» **DO THIS**
Give only the number of lines in these records that contain the word "description".

(Data excerpts)
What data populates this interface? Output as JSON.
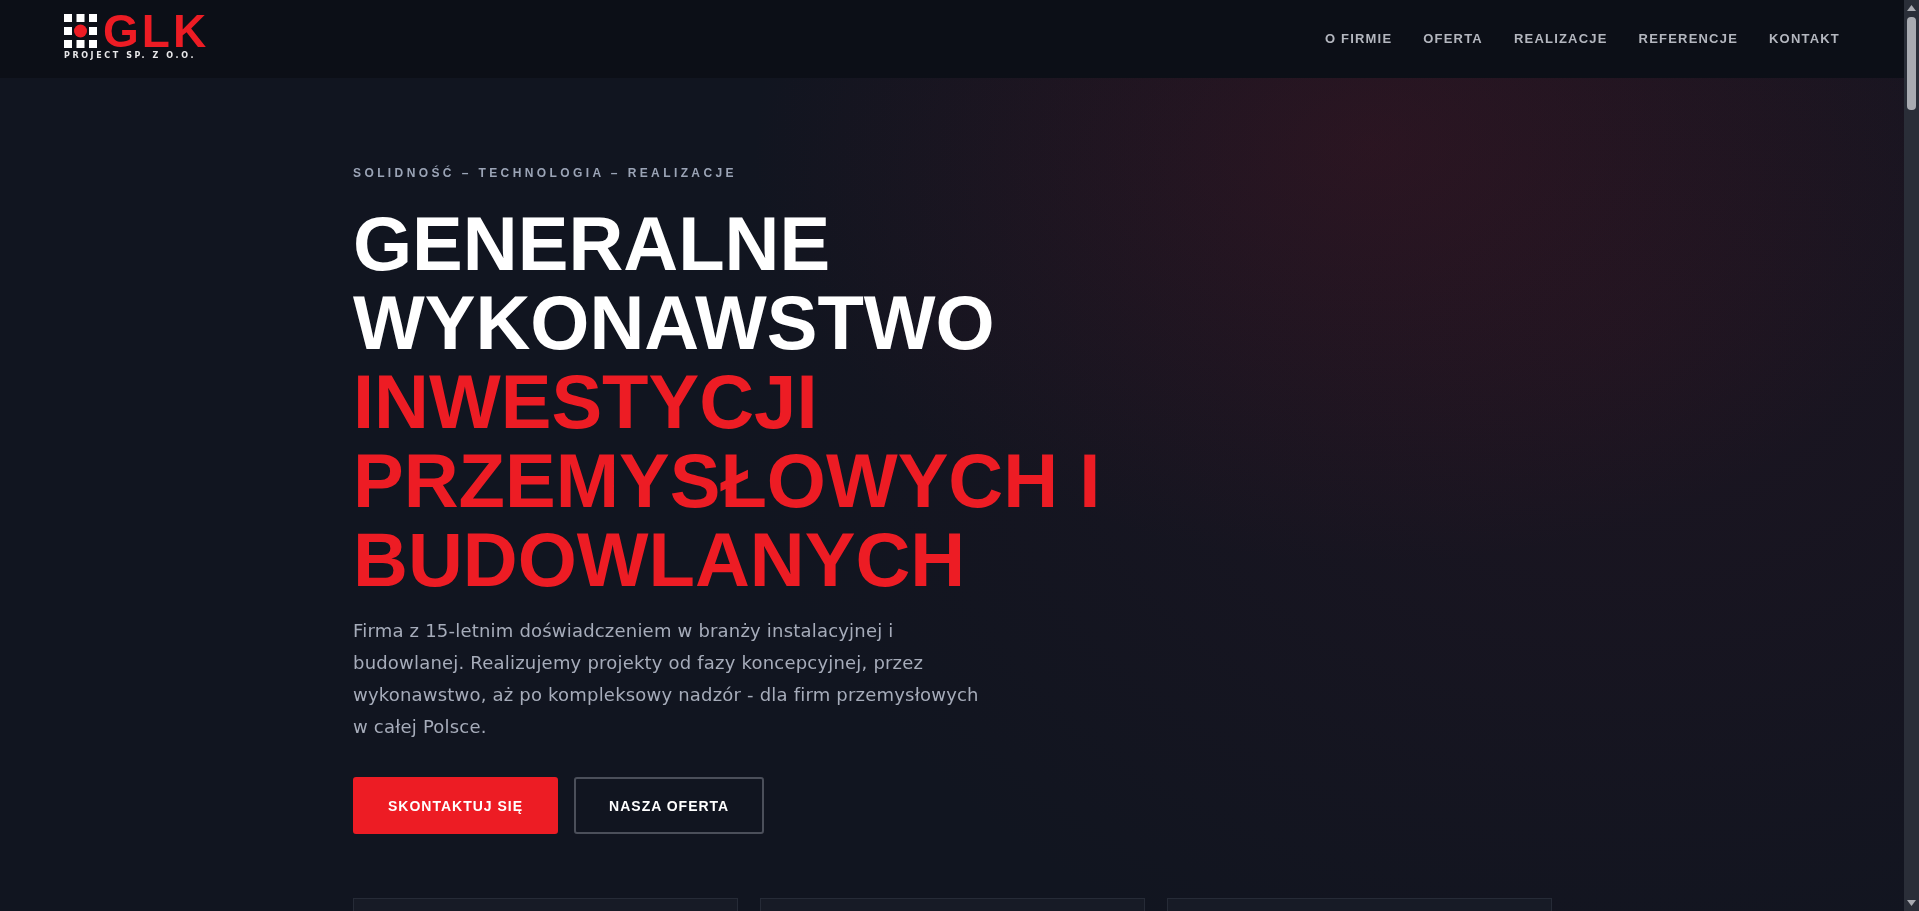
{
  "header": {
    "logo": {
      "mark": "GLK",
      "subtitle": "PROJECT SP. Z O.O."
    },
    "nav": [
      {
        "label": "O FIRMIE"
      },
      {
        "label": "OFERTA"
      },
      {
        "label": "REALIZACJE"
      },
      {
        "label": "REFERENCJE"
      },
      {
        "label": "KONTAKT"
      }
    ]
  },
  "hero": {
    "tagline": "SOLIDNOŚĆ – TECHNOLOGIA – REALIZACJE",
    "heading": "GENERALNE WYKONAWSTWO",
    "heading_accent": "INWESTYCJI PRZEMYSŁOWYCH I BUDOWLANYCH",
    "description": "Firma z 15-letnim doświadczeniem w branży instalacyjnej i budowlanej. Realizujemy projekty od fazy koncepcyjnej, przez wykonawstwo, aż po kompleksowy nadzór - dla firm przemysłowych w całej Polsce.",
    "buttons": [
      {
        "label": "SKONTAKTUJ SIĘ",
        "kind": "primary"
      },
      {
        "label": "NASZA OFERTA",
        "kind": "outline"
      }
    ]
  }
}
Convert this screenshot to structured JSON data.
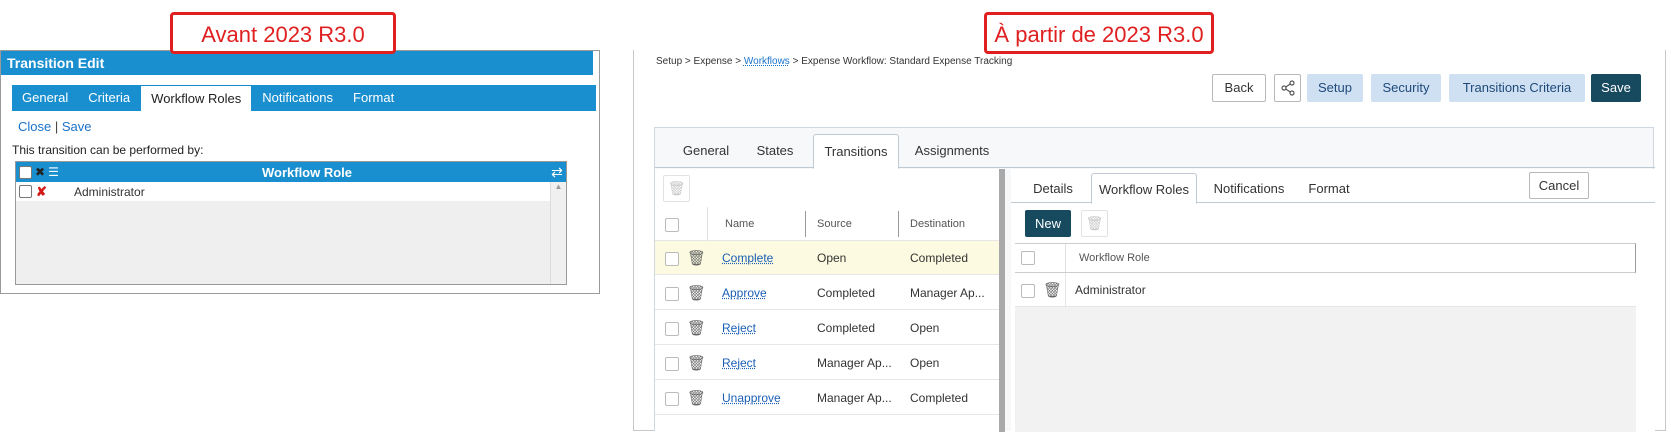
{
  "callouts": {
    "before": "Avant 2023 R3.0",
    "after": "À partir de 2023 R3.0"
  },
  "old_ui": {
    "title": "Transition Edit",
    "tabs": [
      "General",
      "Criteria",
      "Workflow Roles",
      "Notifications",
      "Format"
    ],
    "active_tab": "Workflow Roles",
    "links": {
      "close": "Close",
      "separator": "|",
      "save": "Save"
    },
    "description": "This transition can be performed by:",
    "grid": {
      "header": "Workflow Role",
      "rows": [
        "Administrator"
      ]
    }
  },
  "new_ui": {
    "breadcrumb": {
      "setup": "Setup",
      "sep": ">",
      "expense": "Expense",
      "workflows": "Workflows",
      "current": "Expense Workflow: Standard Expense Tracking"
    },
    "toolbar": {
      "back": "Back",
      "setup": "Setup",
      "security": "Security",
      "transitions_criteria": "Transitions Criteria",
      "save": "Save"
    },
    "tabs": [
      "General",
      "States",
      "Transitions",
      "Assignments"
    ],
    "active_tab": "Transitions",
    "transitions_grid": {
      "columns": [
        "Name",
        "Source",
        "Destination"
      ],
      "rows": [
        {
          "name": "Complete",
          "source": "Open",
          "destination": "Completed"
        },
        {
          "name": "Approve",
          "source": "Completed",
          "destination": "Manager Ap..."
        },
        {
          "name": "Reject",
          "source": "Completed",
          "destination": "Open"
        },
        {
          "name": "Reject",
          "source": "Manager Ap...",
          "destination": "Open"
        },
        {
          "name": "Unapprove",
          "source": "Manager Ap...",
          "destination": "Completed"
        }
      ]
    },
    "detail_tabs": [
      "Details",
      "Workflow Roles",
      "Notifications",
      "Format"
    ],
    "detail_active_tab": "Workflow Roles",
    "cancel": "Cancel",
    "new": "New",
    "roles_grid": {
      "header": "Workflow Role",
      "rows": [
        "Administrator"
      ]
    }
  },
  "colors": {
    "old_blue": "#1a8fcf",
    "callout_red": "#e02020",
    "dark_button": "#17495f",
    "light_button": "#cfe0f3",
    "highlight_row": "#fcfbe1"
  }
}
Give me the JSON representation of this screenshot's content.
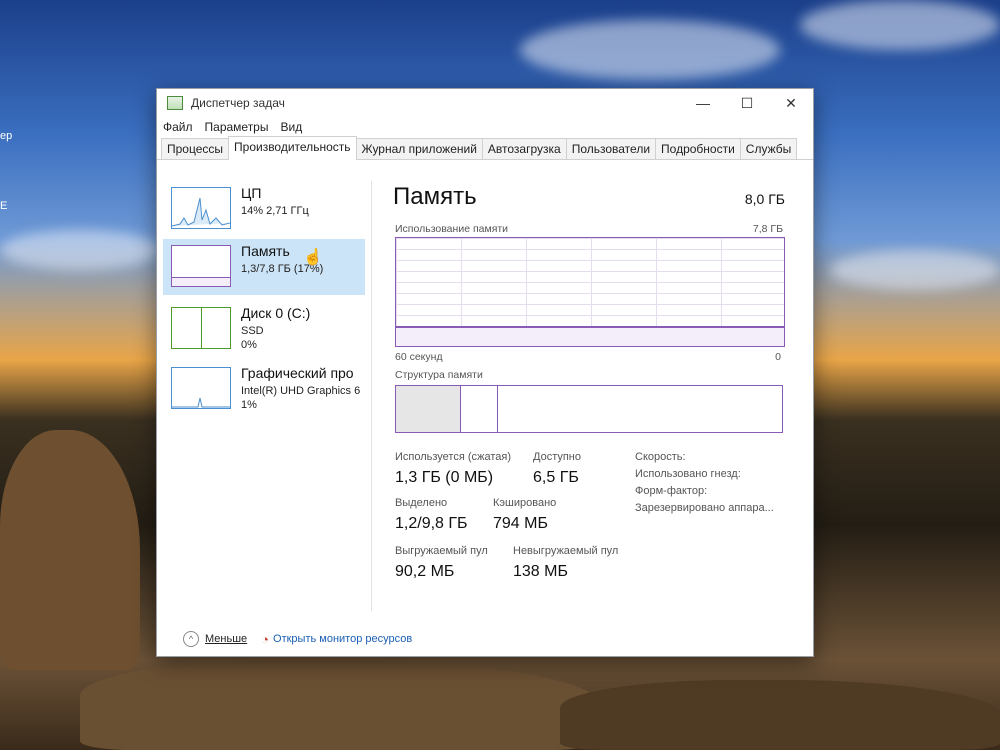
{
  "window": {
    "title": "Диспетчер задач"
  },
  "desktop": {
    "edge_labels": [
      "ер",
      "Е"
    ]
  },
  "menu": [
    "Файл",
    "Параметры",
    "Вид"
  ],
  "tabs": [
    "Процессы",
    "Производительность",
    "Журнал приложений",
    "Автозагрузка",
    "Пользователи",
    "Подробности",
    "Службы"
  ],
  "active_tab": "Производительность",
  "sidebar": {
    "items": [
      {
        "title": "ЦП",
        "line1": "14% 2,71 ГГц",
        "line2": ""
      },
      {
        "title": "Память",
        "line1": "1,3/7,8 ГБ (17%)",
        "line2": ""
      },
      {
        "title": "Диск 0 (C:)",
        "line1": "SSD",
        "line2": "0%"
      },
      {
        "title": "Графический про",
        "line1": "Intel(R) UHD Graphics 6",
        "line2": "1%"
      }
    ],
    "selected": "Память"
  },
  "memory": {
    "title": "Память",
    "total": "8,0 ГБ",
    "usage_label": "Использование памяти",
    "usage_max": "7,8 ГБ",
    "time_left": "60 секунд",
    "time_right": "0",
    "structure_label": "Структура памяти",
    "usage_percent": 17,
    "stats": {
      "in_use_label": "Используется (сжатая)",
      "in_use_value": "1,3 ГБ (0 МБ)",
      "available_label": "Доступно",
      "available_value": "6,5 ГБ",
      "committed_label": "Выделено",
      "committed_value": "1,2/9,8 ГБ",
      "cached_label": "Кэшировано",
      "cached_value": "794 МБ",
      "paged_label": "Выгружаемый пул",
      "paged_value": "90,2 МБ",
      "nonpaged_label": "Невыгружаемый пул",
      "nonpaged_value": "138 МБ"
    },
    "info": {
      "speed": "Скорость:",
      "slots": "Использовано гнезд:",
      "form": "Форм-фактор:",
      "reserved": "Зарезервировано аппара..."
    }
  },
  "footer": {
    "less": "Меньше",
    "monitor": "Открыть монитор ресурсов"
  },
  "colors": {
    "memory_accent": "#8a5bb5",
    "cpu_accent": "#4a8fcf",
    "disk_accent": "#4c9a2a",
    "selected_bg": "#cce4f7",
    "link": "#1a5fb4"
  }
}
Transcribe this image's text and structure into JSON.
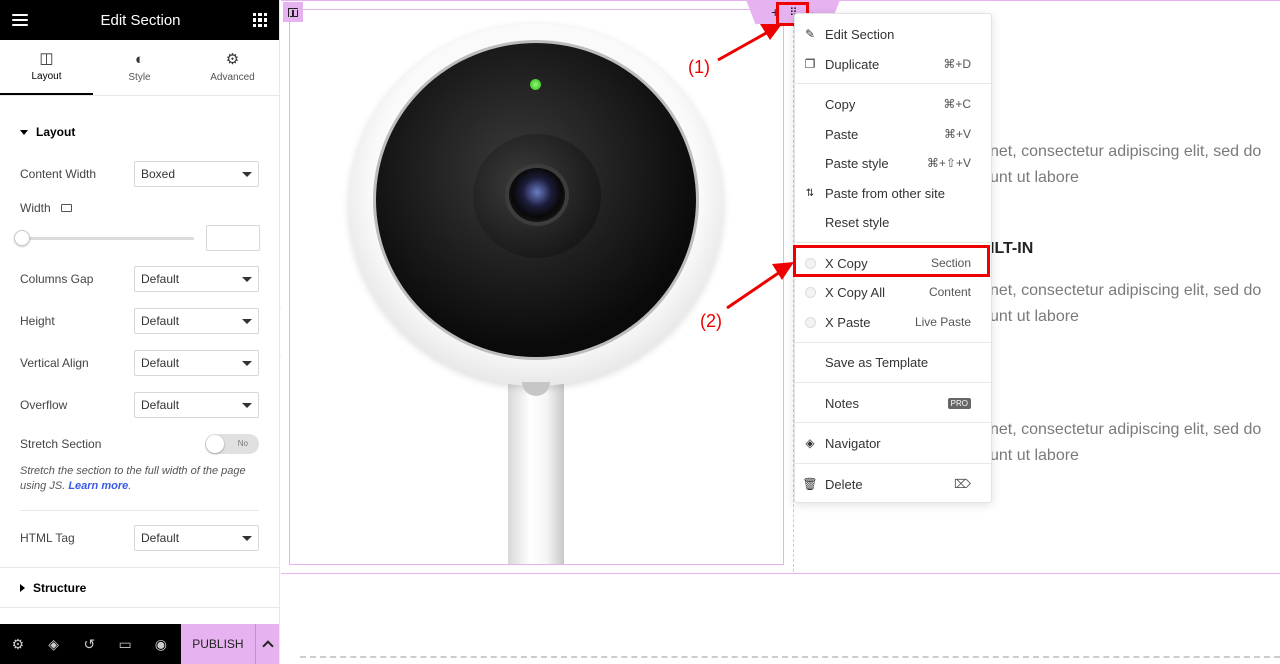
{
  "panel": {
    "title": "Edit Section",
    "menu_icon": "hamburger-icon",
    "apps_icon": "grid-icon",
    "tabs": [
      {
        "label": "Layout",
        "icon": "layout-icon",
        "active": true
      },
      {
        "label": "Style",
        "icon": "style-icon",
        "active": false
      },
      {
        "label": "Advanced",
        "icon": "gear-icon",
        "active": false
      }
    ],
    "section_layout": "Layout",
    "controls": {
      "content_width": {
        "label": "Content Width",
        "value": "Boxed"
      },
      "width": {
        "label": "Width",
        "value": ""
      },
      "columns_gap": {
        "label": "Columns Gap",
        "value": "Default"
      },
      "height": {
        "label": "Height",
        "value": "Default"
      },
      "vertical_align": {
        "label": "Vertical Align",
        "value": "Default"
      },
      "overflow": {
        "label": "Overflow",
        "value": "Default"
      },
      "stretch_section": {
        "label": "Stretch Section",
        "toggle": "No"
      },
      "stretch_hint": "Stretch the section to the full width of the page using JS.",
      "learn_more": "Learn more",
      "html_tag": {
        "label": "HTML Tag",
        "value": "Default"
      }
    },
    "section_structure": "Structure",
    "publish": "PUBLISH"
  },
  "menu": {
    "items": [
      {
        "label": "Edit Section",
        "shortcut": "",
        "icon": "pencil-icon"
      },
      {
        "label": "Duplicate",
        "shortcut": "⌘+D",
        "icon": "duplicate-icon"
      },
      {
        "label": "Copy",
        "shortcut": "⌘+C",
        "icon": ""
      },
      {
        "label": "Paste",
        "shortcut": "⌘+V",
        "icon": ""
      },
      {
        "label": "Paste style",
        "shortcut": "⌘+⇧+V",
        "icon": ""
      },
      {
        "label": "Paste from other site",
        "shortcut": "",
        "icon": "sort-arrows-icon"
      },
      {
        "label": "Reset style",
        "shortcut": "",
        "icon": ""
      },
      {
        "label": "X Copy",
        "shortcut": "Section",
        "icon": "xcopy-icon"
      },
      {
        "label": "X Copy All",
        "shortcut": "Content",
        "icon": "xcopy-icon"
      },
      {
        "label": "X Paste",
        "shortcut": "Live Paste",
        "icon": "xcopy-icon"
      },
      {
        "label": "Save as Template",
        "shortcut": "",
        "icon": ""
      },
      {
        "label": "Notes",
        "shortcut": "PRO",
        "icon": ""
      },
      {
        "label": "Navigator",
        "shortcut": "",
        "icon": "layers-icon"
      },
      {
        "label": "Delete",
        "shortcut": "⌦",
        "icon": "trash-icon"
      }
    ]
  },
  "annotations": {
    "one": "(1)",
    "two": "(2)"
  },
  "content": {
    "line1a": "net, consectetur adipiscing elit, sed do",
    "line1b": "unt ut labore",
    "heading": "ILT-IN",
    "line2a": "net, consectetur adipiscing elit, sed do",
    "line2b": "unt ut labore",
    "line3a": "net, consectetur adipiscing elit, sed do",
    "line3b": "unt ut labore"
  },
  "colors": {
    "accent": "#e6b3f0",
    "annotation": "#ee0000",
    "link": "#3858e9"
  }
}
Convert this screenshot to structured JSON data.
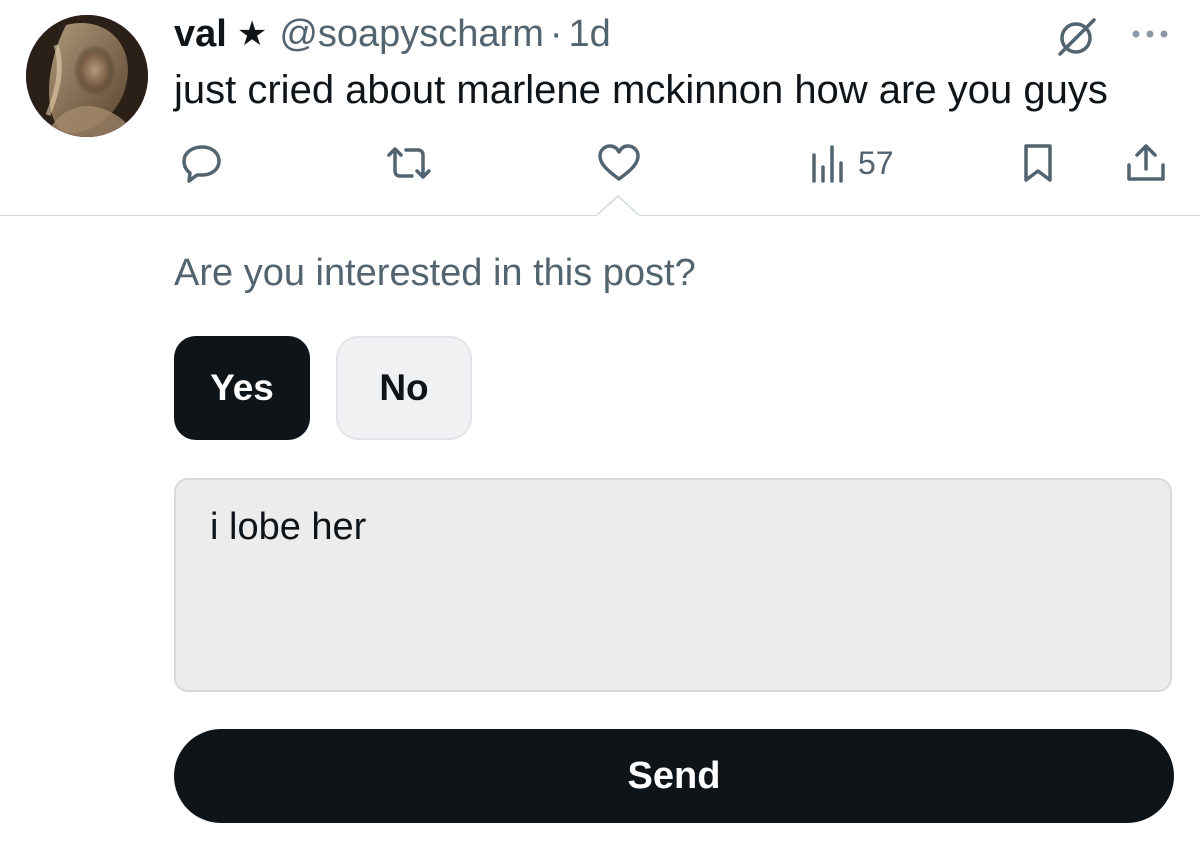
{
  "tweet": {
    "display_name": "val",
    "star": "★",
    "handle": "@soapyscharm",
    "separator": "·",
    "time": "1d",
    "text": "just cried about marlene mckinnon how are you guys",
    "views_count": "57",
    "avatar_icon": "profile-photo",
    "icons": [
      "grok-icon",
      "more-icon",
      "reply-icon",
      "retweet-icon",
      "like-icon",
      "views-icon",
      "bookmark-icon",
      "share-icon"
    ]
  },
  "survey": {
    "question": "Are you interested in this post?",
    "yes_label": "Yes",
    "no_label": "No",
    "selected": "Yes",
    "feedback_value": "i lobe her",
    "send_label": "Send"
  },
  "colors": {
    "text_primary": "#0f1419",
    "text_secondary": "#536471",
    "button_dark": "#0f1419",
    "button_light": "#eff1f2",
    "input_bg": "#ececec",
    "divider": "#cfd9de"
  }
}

» **RESULT FOR THIS TASK**
2